>> begin
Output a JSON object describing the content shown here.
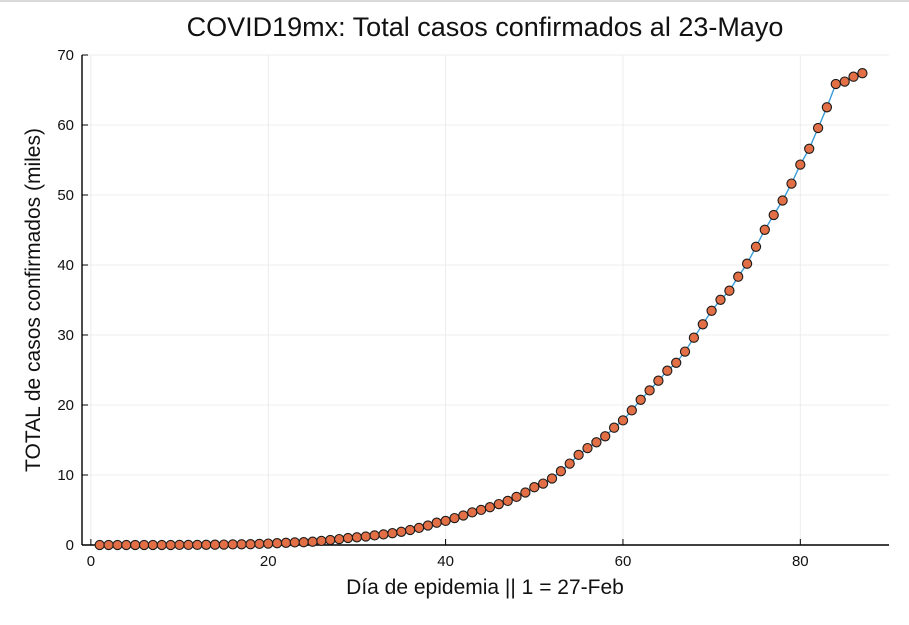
{
  "chart_data": {
    "type": "scatter",
    "title": "COVID19mx: Total casos confirmados al 23-Mayo",
    "xlabel": "Día de epidemia || 1 = 27-Feb",
    "ylabel": "TOTAL de casos confirmados (miles)",
    "xlim": [
      -1,
      90
    ],
    "ylim": [
      0,
      70
    ],
    "xticks": [
      0,
      20,
      40,
      60,
      80
    ],
    "yticks": [
      0,
      10,
      20,
      30,
      40,
      50,
      60,
      70
    ],
    "grid": true,
    "legend": "none",
    "colors": {
      "marker": "#e26f46",
      "marker_edge": "#1a1a1a",
      "line": "#3b9bd8"
    },
    "x": [
      1,
      2,
      3,
      4,
      5,
      6,
      7,
      8,
      9,
      10,
      11,
      12,
      13,
      14,
      15,
      16,
      17,
      18,
      19,
      20,
      21,
      22,
      23,
      24,
      25,
      26,
      27,
      28,
      29,
      30,
      31,
      32,
      33,
      34,
      35,
      36,
      37,
      38,
      39,
      40,
      41,
      42,
      43,
      44,
      45,
      46,
      47,
      48,
      49,
      50,
      51,
      52,
      53,
      54,
      55,
      56,
      57,
      58,
      59,
      60,
      61,
      62,
      63,
      64,
      65,
      66,
      67,
      68,
      69,
      70,
      71,
      72,
      73,
      74,
      75,
      76,
      77,
      78,
      79,
      80,
      81,
      82,
      83,
      84,
      85,
      86,
      87
    ],
    "y": [
      0.001,
      0.004,
      0.005,
      0.005,
      0.005,
      0.005,
      0.006,
      0.007,
      0.007,
      0.008,
      0.012,
      0.015,
      0.026,
      0.041,
      0.053,
      0.082,
      0.093,
      0.118,
      0.164,
      0.203,
      0.251,
      0.316,
      0.367,
      0.405,
      0.475,
      0.585,
      0.717,
      0.848,
      0.993,
      1.094,
      1.215,
      1.378,
      1.51,
      1.688,
      1.89,
      2.143,
      2.439,
      2.785,
      3.181,
      3.441,
      3.844,
      4.219,
      4.661,
      5.014,
      5.399,
      5.847,
      6.297,
      6.875,
      7.497,
      8.261,
      8.772,
      9.501,
      10.544,
      11.633,
      12.872,
      13.842,
      14.677,
      15.529,
      16.752,
      17.799,
      19.224,
      20.739,
      22.088,
      23.471,
      24.905,
      26.025,
      27.634,
      29.616,
      31.522,
      33.46,
      35.022,
      36.327,
      38.324,
      40.186,
      42.595,
      45.032,
      47.144,
      49.219,
      51.633,
      54.346,
      56.594,
      59.567,
      62.527,
      65.856,
      66.2,
      66.9,
      67.4
    ]
  }
}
>> end
__GIVEN TASK__
Write the listing out a second time exactly, dropping all images.

__RESULT FOR THIS EXERCISE__
Output a JSON object describing the content shown here.
{
  "chart_data": {
    "type": "scatter",
    "title": "COVID19mx: Total casos confirmados al 23-Mayo",
    "xlabel": "Día de epidemia || 1 = 27-Feb",
    "ylabel": "TOTAL de casos confirmados (miles)",
    "xlim": [
      -1,
      90
    ],
    "ylim": [
      0,
      70
    ],
    "xticks": [
      0,
      20,
      40,
      60,
      80
    ],
    "yticks": [
      0,
      10,
      20,
      30,
      40,
      50,
      60,
      70
    ],
    "grid": true,
    "legend": "none",
    "colors": {
      "marker": "#e26f46",
      "marker_edge": "#1a1a1a",
      "line": "#3b9bd8"
    },
    "x": [
      1,
      2,
      3,
      4,
      5,
      6,
      7,
      8,
      9,
      10,
      11,
      12,
      13,
      14,
      15,
      16,
      17,
      18,
      19,
      20,
      21,
      22,
      23,
      24,
      25,
      26,
      27,
      28,
      29,
      30,
      31,
      32,
      33,
      34,
      35,
      36,
      37,
      38,
      39,
      40,
      41,
      42,
      43,
      44,
      45,
      46,
      47,
      48,
      49,
      50,
      51,
      52,
      53,
      54,
      55,
      56,
      57,
      58,
      59,
      60,
      61,
      62,
      63,
      64,
      65,
      66,
      67,
      68,
      69,
      70,
      71,
      72,
      73,
      74,
      75,
      76,
      77,
      78,
      79,
      80,
      81,
      82,
      83,
      84,
      85,
      86,
      87
    ],
    "y": [
      0.001,
      0.004,
      0.005,
      0.005,
      0.005,
      0.005,
      0.006,
      0.007,
      0.007,
      0.008,
      0.012,
      0.015,
      0.026,
      0.041,
      0.053,
      0.082,
      0.093,
      0.118,
      0.164,
      0.203,
      0.251,
      0.316,
      0.367,
      0.405,
      0.475,
      0.585,
      0.717,
      0.848,
      0.993,
      1.094,
      1.215,
      1.378,
      1.51,
      1.688,
      1.89,
      2.143,
      2.439,
      2.785,
      3.181,
      3.441,
      3.844,
      4.219,
      4.661,
      5.014,
      5.399,
      5.847,
      6.297,
      6.875,
      7.497,
      8.261,
      8.772,
      9.501,
      10.544,
      11.633,
      12.872,
      13.842,
      14.677,
      15.529,
      16.752,
      17.799,
      19.224,
      20.739,
      22.088,
      23.471,
      24.905,
      26.025,
      27.634,
      29.616,
      31.522,
      33.46,
      35.022,
      36.327,
      38.324,
      40.186,
      42.595,
      45.032,
      47.144,
      49.219,
      51.633,
      54.346,
      56.594,
      59.567,
      62.527,
      65.856,
      66.2,
      66.9,
      67.4
    ]
  }
}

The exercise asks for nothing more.